- Task prompt
What follows is a listing to be transcribed exactly.

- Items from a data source
──────
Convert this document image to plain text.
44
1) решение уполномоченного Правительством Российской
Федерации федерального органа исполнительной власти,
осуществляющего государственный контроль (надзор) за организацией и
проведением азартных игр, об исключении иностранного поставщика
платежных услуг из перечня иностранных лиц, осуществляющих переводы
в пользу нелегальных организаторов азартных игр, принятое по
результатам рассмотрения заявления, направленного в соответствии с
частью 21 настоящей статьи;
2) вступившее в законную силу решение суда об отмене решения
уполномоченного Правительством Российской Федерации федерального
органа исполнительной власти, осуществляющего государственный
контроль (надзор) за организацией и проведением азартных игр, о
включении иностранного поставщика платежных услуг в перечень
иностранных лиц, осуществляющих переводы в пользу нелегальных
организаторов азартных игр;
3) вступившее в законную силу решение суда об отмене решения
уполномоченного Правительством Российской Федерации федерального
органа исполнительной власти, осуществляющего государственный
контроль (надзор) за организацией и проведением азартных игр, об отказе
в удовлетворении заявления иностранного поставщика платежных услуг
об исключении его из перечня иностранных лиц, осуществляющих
──────
- Complete response
Convert this document image to plain text.
44
1) решение уполномоченного Правительством Российской
Федерации федерального органа исполнительной власти,
осуществляющего государственный контроль (надзор) за организацией и
проведением азартных игр, об исключении иностранного поставщика
платежных услуг из перечня иностранных лиц, осуществляющих переводы
в пользу нелегальных организаторов азартных игр, принятое по
результатам рассмотрения заявления, направленного в соответствии с
частью 21 настоящей статьи;
2) вступившее в законную силу решение суда об отмене решения
уполномоченного Правительством Российской Федерации федерального
органа исполнительной власти, осуществляющего государственный
контроль (надзор) за организацией и проведением азартных игр, о
включении иностранного поставщика платежных услуг в перечень
иностранных лиц, осуществляющих переводы в пользу нелегальных
организаторов азартных игр;
3) вступившее в законную силу решение суда об отмене решения
уполномоченного Правительством Российской Федерации федерального
органа исполнительной власти, осуществляющего государственный
контроль (надзор) за организацией и проведением азартных игр, об отказе
в удовлетворении заявления иностранного поставщика платежных услуг
об исключении его из перечня иностранных лиц, осуществляющих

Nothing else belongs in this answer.